= EXERCISE =
Extract all data as written.

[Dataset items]
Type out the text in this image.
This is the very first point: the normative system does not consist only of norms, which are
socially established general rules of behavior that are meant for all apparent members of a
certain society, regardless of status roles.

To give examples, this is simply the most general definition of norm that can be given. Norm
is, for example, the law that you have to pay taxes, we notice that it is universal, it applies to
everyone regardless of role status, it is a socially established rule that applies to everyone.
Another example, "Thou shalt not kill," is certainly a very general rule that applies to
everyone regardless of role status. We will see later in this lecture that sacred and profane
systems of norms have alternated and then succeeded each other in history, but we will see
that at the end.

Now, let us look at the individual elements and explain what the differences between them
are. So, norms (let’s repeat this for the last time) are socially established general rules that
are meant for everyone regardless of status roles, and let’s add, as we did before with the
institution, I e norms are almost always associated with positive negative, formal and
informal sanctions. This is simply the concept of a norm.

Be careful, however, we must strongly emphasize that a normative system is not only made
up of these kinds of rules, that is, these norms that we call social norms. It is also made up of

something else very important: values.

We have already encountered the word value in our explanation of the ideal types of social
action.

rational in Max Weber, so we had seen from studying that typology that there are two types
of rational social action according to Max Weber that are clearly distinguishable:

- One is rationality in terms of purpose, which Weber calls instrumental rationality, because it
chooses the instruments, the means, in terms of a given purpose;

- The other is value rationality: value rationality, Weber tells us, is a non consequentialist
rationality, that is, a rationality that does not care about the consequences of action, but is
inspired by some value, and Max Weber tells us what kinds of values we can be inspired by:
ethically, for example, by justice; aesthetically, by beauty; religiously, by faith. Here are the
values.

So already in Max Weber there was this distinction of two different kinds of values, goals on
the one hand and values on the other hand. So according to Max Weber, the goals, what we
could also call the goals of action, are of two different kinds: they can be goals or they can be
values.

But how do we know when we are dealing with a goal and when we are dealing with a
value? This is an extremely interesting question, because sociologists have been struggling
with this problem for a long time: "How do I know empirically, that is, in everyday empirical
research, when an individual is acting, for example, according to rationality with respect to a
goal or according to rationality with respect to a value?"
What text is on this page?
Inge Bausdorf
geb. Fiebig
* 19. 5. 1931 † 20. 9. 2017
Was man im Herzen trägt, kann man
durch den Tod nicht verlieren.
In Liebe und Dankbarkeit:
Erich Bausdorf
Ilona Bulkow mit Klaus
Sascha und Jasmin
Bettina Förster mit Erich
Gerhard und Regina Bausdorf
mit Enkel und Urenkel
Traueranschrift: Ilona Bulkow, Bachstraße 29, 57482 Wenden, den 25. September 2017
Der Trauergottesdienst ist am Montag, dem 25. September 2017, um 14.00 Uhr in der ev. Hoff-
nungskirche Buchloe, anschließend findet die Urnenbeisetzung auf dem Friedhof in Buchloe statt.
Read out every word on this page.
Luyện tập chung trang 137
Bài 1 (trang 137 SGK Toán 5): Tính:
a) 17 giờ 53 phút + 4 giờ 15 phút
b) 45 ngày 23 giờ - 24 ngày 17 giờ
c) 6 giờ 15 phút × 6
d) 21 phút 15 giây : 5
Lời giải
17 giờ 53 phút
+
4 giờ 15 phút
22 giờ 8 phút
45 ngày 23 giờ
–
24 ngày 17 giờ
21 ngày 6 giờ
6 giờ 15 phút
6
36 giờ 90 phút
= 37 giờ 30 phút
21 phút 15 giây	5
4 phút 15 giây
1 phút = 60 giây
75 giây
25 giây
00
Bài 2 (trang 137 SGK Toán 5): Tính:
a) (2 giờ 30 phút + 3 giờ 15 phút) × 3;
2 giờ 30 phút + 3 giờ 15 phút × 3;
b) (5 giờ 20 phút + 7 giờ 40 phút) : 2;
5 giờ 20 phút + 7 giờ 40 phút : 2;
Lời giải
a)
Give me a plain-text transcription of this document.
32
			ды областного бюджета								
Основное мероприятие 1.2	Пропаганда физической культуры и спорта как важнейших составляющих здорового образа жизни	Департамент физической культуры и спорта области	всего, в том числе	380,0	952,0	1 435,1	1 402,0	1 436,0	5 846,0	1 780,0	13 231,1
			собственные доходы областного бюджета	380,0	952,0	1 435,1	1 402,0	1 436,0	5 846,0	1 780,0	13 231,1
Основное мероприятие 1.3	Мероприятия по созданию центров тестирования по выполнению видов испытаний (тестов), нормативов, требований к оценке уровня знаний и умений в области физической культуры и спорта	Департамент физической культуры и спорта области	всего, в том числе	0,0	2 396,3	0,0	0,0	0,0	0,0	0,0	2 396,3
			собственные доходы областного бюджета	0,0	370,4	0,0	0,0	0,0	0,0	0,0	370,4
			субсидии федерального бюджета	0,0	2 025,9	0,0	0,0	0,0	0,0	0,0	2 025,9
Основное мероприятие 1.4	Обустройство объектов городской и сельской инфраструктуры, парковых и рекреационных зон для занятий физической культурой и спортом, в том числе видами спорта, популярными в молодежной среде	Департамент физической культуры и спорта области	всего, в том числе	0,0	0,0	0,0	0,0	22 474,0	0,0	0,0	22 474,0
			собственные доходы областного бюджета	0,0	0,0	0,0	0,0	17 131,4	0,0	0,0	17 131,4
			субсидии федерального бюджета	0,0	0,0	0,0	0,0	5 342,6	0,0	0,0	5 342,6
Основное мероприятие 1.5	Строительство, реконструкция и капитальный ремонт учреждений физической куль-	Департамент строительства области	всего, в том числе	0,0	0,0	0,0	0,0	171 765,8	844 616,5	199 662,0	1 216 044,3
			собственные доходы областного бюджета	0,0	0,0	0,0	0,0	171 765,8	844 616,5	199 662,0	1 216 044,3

= SOLUTION FOR THIS TASK =
Type out the text in this image.
This is the very first point: the normative system does not consist only of norms, which are
socially established general rules of behavior that are meant for all apparent members of a
certain society, regardless of status roles.

To give examples, this is simply the most general definition of norm that can be given. Norm
is, for example, the law that you have to pay taxes, we notice that it is universal, it applies to
everyone regardless of role status, it is a socially established rule that applies to everyone.
Another example, "Thou shalt not kill," is certainly a very general rule that applies to
everyone regardless of role status. We will see later in this lecture that sacred and profane
systems of norms have alternated and then succeeded each other in history, but we will see
that at the end.

Now, let us look at the individual elements and explain what the differences between them
are. So, norms (let’s repeat this for the last time) are socially established general rules that
are meant for everyone regardless of status roles, and let’s add, as we did before with the
institution, I e norms are almost always associated with positive negative, formal and
informal sanctions. This is simply the concept of a norm.

Be careful, however, we must strongly emphasize that a normative system is not only made
up of these kinds of rules, that is, these norms that we call social norms. It is also made up of

something else very important: values.

We have already encountered the word value in our explanation of the ideal types of social
action.

rational in Max Weber, so we had seen from studying that typology that there are two types
of rational social action according to Max Weber that are clearly distinguishable:

- One is rationality in terms of purpose, which Weber calls instrumental rationality, because it
chooses the instruments, the means, in terms of a given purpose;

- The other is value rationality: value rationality, Weber tells us, is a non consequentialist
rationality, that is, a rationality that does not care about the consequences of action, but is
inspired by some value, and Max Weber tells us what kinds of values we can be inspired by:
ethically, for example, by justice; aesthetically, by beauty; religiously, by faith. Here are the
values.

So already in Max Weber there was this distinction of two different kinds of values, goals on
the one hand and values on the other hand. So according to Max Weber, the goals, what we
could also call the goals of action, are of two different kinds: they can be goals or they can be
values.

But how do we know when we are dealing with a goal and when we are dealing with a
value? This is an extremely interesting question, because sociologists have been struggling
with this problem for a long time: "How do I know empirically, that is, in everyday empirical
research, when an individual is acting, for example, according to rationality with respect to a
goal or according to rationality with respect to a value?"
What text is on this page?
Inge Bausdorf
geb. Fiebig
* 19. 5. 1931 † 20. 9. 2017
Was man im Herzen trägt, kann man
durch den Tod nicht verlieren.
In Liebe und Dankbarkeit:
Erich Bausdorf
Ilona Bulkow mit Klaus
Sascha und Jasmin
Bettina Förster mit Erich
Gerhard und Regina Bausdorf
mit Enkel und Urenkel
Traueranschrift: Ilona Bulkow, Bachstraße 29, 57482 Wenden, den 25. September 2017
Der Trauergottesdienst ist am Montag, dem 25. September 2017, um 14.00 Uhr in der ev. Hoff-
nungskirche Buchloe, anschließend findet die Urnenbeisetzung auf dem Friedhof in Buchloe statt.
Read out every word on this page.
Luyện tập chung trang 137
Bài 1 (trang 137 SGK Toán 5): Tính:
a) 17 giờ 53 phút + 4 giờ 15 phút
b) 45 ngày 23 giờ - 24 ngày 17 giờ
c) 6 giờ 15 phút × 6
d) 21 phút 15 giây : 5
Lời giải
17 giờ 53 phút
+
4 giờ 15 phút
22 giờ 8 phút
45 ngày 23 giờ
–
24 ngày 17 giờ
21 ngày 6 giờ
6 giờ 15 phút
6
36 giờ 90 phút
= 37 giờ 30 phút
21 phút 15 giây	5
4 phút 15 giây
1 phút = 60 giây
75 giây
25 giây
00
Bài 2 (trang 137 SGK Toán 5): Tính:
a) (2 giờ 30 phút + 3 giờ 15 phút) × 3;
2 giờ 30 phút + 3 giờ 15 phút × 3;
b) (5 giờ 20 phút + 7 giờ 40 phút) : 2;
5 giờ 20 phút + 7 giờ 40 phút : 2;
Lời giải
a)
Give me a plain-text transcription of this document.
32
			ды областного бюджета								
Основное мероприятие 1.2	Пропаганда физической культуры и спорта как важнейших составляющих здорового образа жизни	Департамент физической культуры и спорта области	всего, в том числе	380,0	952,0	1 435,1	1 402,0	1 436,0	5 846,0	1 780,0	13 231,1
			собственные доходы областного бюджета	380,0	952,0	1 435,1	1 402,0	1 436,0	5 846,0	1 780,0	13 231,1
Основное мероприятие 1.3	Мероприятия по созданию центров тестирования по выполнению видов испытаний (тестов), нормативов, требований к оценке уровня знаний и умений в области физической культуры и спорта	Департамент физической культуры и спорта области	всего, в том числе	0,0	2 396,3	0,0	0,0	0,0	0,0	0,0	2 396,3
			собственные доходы областного бюджета	0,0	370,4	0,0	0,0	0,0	0,0	0,0	370,4
			субсидии федерального бюджета	0,0	2 025,9	0,0	0,0	0,0	0,0	0,0	2 025,9
Основное мероприятие 1.4	Обустройство объектов городской и сельской инфраструктуры, парковых и рекреационных зон для занятий физической культурой и спортом, в том числе видами спорта, популярными в молодежной среде	Департамент физической культуры и спорта области	всего, в том числе	0,0	0,0	0,0	0,0	22 474,0	0,0	0,0	22 474,0
			собственные доходы областного бюджета	0,0	0,0	0,0	0,0	17 131,4	0,0	0,0	17 131,4
			субсидии федерального бюджета	0,0	0,0	0,0	0,0	5 342,6	0,0	0,0	5 342,6
Основное мероприятие 1.5	Строительство, реконструкция и капитальный ремонт учреждений физической куль-	Департамент строительства области	всего, в том числе	0,0	0,0	0,0	0,0	171 765,8	844 616,5	199 662,0	1 216 044,3
			собственные доходы областного бюджета	0,0	0,0	0,0	0,0	171 765,8	844 616,5	199 662,0	1 216 044,3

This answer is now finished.